RECORD EXCERPTS.

(begin)

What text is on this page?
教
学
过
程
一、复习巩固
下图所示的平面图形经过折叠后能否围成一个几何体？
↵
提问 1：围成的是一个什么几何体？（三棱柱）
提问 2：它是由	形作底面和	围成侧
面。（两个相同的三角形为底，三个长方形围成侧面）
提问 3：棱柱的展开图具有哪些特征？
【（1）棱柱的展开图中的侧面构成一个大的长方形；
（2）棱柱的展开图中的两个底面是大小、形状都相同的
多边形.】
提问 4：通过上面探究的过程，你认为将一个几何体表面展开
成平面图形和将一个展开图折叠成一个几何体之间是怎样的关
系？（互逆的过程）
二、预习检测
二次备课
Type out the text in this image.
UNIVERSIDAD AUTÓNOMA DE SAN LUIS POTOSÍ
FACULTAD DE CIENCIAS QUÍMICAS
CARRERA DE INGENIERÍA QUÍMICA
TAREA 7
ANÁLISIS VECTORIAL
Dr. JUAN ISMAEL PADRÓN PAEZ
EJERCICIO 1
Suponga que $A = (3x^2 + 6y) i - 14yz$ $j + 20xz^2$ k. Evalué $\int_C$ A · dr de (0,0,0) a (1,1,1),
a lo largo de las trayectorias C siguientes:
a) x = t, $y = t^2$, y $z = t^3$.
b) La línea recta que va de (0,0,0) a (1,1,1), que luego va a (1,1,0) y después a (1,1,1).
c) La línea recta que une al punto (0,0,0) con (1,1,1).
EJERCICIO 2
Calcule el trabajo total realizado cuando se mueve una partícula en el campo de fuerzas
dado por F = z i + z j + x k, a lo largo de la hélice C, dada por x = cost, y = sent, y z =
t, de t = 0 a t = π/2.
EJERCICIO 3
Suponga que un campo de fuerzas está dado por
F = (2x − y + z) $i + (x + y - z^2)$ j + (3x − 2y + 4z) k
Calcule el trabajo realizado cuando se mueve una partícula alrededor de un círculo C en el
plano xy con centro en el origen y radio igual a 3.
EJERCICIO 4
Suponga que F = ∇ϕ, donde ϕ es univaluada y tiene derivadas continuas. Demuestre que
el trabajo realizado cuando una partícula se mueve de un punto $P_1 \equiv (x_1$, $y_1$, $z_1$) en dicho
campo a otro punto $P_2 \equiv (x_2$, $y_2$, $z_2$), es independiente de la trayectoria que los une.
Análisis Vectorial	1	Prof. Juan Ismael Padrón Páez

(end)

WHAT THE TASK ASKS.
Exactly and only the lines from the one containing "Type out the text in this image." through the end of the material are to be reproduced, both ends included.

TASK RESPONSE.
Type out the text in this image.
UNIVERSIDAD AUTÓNOMA DE SAN LUIS POTOSÍ
FACULTAD DE CIENCIAS QUÍMICAS
CARRERA DE INGENIERÍA QUÍMICA
TAREA 7
ANÁLISIS VECTORIAL
Dr. JUAN ISMAEL PADRÓN PAEZ
EJERCICIO 1
Suponga que $A = (3x^2 + 6y) i - 14yz$ $j + 20xz^2$ k. Evalué $\int_C$ A · dr de (0,0,0) a (1,1,1),
a lo largo de las trayectorias C siguientes:
a) x = t, $y = t^2$, y $z = t^3$.
b) La línea recta que va de (0,0,0) a (1,1,1), que luego va a (1,1,0) y después a (1,1,1).
c) La línea recta que une al punto (0,0,0) con (1,1,1).
EJERCICIO 2
Calcule el trabajo total realizado cuando se mueve una partícula en el campo de fuerzas
dado por F = z i + z j + x k, a lo largo de la hélice C, dada por x = cost, y = sent, y z =
t, de t = 0 a t = π/2.
EJERCICIO 3
Suponga que un campo de fuerzas está dado por
F = (2x − y + z) $i + (x + y - z^2)$ j + (3x − 2y + 4z) k
Calcule el trabajo realizado cuando se mueve una partícula alrededor de un círculo C en el
plano xy con centro en el origen y radio igual a 3.
EJERCICIO 4
Suponga que F = ∇ϕ, donde ϕ es univaluada y tiene derivadas continuas. Demuestre que
el trabajo realizado cuando una partícula se mueve de un punto $P_1 \equiv (x_1$, $y_1$, $z_1$) en dicho
campo a otro punto $P_2 \equiv (x_2$, $y_2$, $z_2$), es independiente de la trayectoria que los une.
Análisis Vectorial	1	Prof. Juan Ismael Padrón Páez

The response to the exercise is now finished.